### STATED EXERCISE
Answer with a number only: how many lines of the data contain "activities"?
··········
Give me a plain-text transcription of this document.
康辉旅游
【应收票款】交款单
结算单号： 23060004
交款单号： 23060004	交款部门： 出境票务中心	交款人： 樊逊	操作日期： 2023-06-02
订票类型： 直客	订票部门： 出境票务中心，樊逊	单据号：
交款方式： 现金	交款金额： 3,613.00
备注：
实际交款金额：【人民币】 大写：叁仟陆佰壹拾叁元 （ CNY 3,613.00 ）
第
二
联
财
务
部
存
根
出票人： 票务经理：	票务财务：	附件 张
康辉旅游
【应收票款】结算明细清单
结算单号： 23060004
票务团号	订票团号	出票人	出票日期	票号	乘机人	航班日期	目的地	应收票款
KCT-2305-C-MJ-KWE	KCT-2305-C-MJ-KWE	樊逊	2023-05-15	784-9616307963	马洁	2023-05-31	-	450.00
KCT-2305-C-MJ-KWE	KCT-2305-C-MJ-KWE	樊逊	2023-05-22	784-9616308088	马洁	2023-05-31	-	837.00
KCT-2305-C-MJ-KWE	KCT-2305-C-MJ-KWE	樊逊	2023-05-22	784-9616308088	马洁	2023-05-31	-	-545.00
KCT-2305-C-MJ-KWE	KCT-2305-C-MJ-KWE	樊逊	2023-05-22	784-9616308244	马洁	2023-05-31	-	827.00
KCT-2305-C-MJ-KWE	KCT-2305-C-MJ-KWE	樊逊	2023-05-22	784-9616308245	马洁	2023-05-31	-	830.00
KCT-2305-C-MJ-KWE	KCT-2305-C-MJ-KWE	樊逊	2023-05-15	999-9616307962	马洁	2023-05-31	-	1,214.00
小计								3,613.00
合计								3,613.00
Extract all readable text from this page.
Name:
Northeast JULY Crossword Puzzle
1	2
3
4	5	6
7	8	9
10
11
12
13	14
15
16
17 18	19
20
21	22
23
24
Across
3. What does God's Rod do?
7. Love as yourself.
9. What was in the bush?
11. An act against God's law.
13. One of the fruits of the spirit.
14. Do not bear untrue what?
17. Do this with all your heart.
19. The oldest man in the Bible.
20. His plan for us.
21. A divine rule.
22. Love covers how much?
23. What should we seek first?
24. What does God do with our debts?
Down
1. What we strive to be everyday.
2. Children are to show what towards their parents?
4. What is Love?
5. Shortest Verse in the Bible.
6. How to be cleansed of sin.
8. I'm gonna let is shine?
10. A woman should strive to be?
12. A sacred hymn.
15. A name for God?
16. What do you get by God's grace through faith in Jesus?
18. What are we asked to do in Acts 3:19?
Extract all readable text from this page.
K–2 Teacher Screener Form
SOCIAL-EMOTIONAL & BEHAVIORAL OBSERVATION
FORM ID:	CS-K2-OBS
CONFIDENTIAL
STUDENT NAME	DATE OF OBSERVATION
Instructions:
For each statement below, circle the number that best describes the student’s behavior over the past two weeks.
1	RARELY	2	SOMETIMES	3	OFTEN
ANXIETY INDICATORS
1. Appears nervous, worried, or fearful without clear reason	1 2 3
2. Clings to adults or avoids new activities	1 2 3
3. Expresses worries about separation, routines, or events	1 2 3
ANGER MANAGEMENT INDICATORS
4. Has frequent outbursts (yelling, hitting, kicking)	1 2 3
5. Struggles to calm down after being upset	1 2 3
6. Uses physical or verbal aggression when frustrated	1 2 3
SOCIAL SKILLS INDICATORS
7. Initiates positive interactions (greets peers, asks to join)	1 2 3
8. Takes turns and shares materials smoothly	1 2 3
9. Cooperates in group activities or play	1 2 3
··········
### ANSWER TO THE EXERCISE
2